# [Exercise goal]
Quote the data below in full, minus the images.

# [Data lines]
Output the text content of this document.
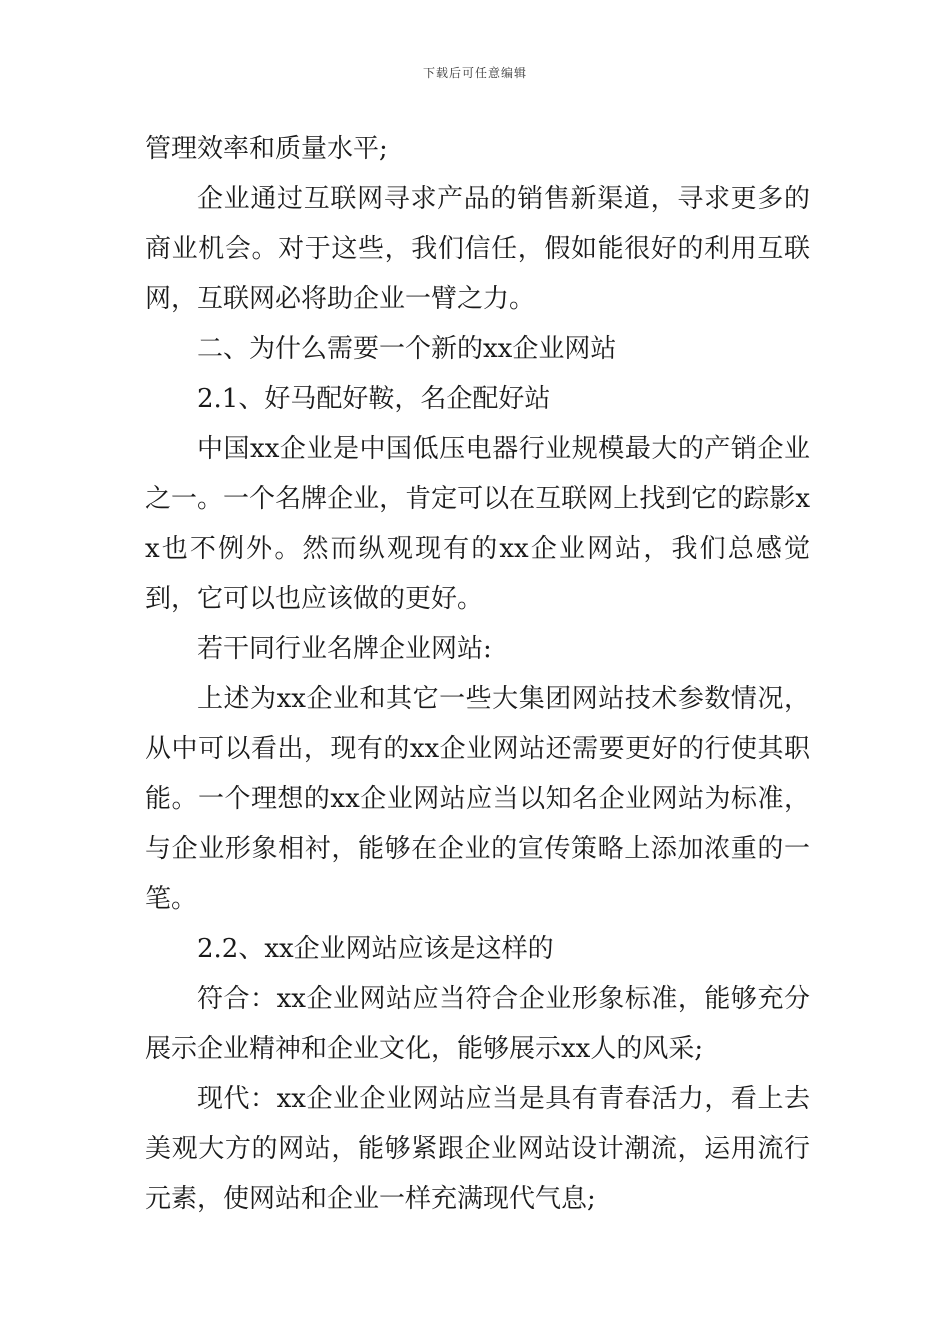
下载后可任意编辑

管理效率和质量水平;

企业通过互联网寻求产品的销售新渠道，寻求更多的商业机会。对于这些，我们信任，假如能很好的利用互联网，互联网必将助企业一臂之力。

二、为什么需要一个新的xx企业网站

2.1、好马配好鞍，名企配好站

中国xx企业是中国低压电器行业规模最大的产销企业之一。一个名牌企业，肯定可以在互联网上找到它的踪影xx也不例外。然而纵观现有的xx企业网站，我们总感觉到，它可以也应该做的更好。

若干同行业名牌企业网站:

上述为xx企业和其它一些大集团网站技术参数情况，从中可以看出，现有的xx企业网站还需要更好的行使其职能。一个理想的xx企业网站应当以知名企业网站为标准，与企业形象相衬，能够在企业的宣传策略上添加浓重的一笔。

2.2、xx企业网站应该是这样的

符合：xx企业网站应当符合企业形象标准，能够充分展示企业精神和企业文化，能够展示xx人的风采;

现代：xx企业企业网站应当是具有青春活力，看上去美观大方的网站，能够紧跟企业网站设计潮流，运用流行元素，使网站和企业一样充满现代气息;
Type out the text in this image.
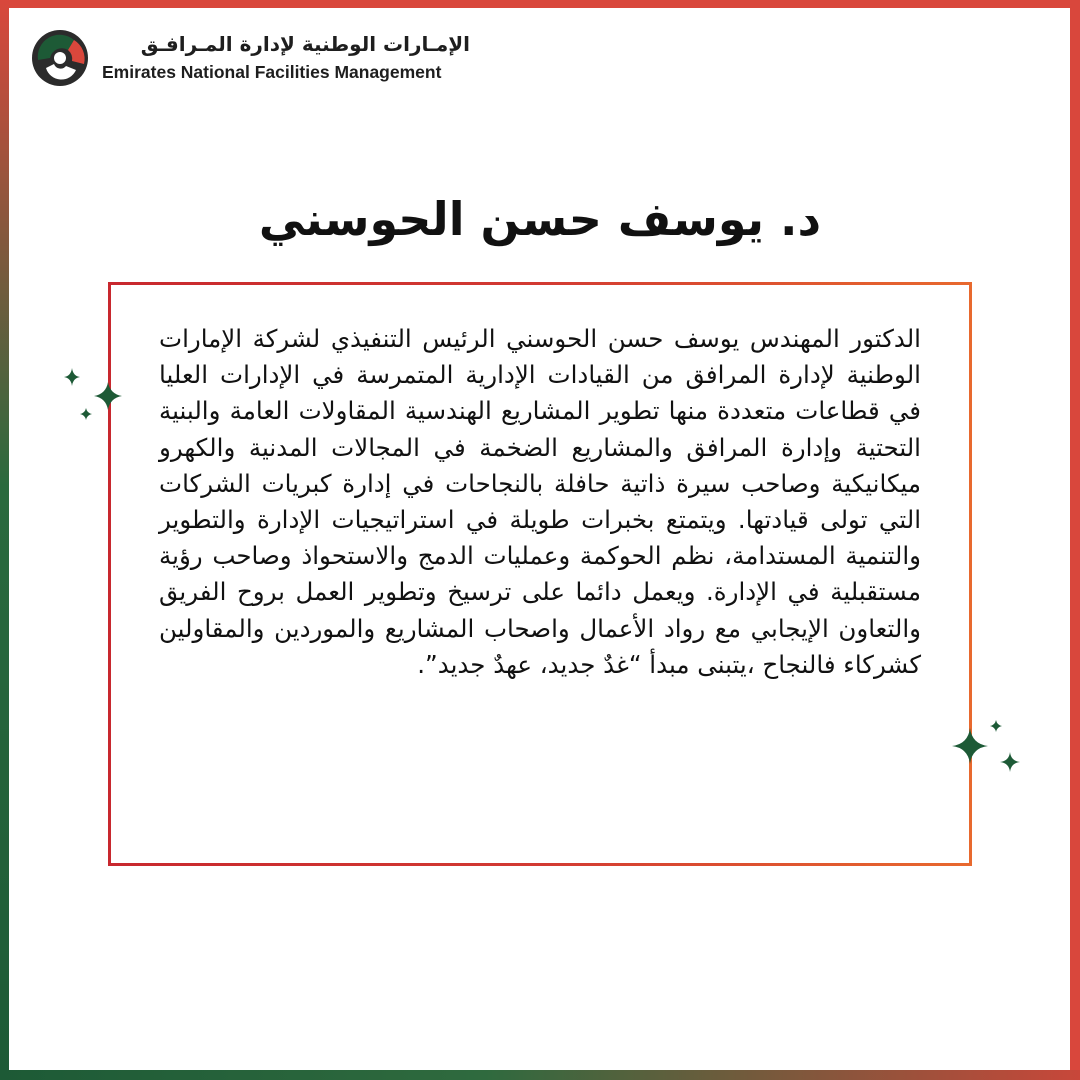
الإمـارات الوطنية لإدارة المـرافـق
Emirates National Facilities Management
د. يوسف حسن الحوسني

الدكتور المهندس يوسف حسن الحوسني الرئيس التنفيذي لشركة الإمارات الوطنية لإدارة المرافق من القيادات الإدارية المتمرسة في الإدارات العليا في قطاعات متعددة منها تطوير المشاريع الهندسية المقاولات العامة والبنية التحتية وإدارة المرافق والمشاريع الضخمة في المجالات المدنية والكهرو ميكانيكية وصاحب سيرة ذاتية حافلة بالنجاحات في إدارة كبريات الشركات التي تولى قيادتها. ويتمتع بخبرات طويلة في استراتيجيات الإدارة والتطوير والتنمية المستدامة، نظم الحوكمة وعمليات الدمج والاستحواذ وصاحب رؤية مستقبلية في الإدارة. ويعمل دائما على ترسيخ وتطوير العمل بروح الفريق والتعاون الإيجابي مع رواد الأعمال واصحاب المشاريع والموردين والمقاولين كشركاء فالنجاح ،يتبنى مبدأ “غدٌ جديد، عهدٌ جديد”.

# [Reply to the exercise]
Output the text content of this document.
下载后可任意编辑

管理效率和质量水平;

企业通过互联网寻求产品的销售新渠道，寻求更多的商业机会。对于这些，我们信任，假如能很好的利用互联网，互联网必将助企业一臂之力。

二、为什么需要一个新的xx企业网站

2.1、好马配好鞍，名企配好站

中国xx企业是中国低压电器行业规模最大的产销企业之一。一个名牌企业，肯定可以在互联网上找到它的踪影xx也不例外。然而纵观现有的xx企业网站，我们总感觉到，它可以也应该做的更好。

若干同行业名牌企业网站:

上述为xx企业和其它一些大集团网站技术参数情况，从中可以看出，现有的xx企业网站还需要更好的行使其职能。一个理想的xx企业网站应当以知名企业网站为标准，与企业形象相衬，能够在企业的宣传策略上添加浓重的一笔。

2.2、xx企业网站应该是这样的

符合：xx企业网站应当符合企业形象标准，能够充分展示企业精神和企业文化，能够展示xx人的风采;

现代：xx企业企业网站应当是具有青春活力，看上去美观大方的网站，能够紧跟企业网站设计潮流，运用流行元素，使网站和企业一样充满现代气息;
Type out the text in this image.
الإمـارات الوطنية لإدارة المـرافـق
Emirates National Facilities Management
د. يوسف حسن الحوسني

الدكتور المهندس يوسف حسن الحوسني الرئيس التنفيذي لشركة الإمارات الوطنية لإدارة المرافق من القيادات الإدارية المتمرسة في الإدارات العليا في قطاعات متعددة منها تطوير المشاريع الهندسية المقاولات العامة والبنية التحتية وإدارة المرافق والمشاريع الضخمة في المجالات المدنية والكهرو ميكانيكية وصاحب سيرة ذاتية حافلة بالنجاحات في إدارة كبريات الشركات التي تولى قيادتها. ويتمتع بخبرات طويلة في استراتيجيات الإدارة والتطوير والتنمية المستدامة، نظم الحوكمة وعمليات الدمج والاستحواذ وصاحب رؤية مستقبلية في الإدارة. ويعمل دائما على ترسيخ وتطوير العمل بروح الفريق والتعاون الإيجابي مع رواد الأعمال واصحاب المشاريع والموردين والمقاولين كشركاء فالنجاح ،يتبنى مبدأ “غدٌ جديد، عهدٌ جديد”.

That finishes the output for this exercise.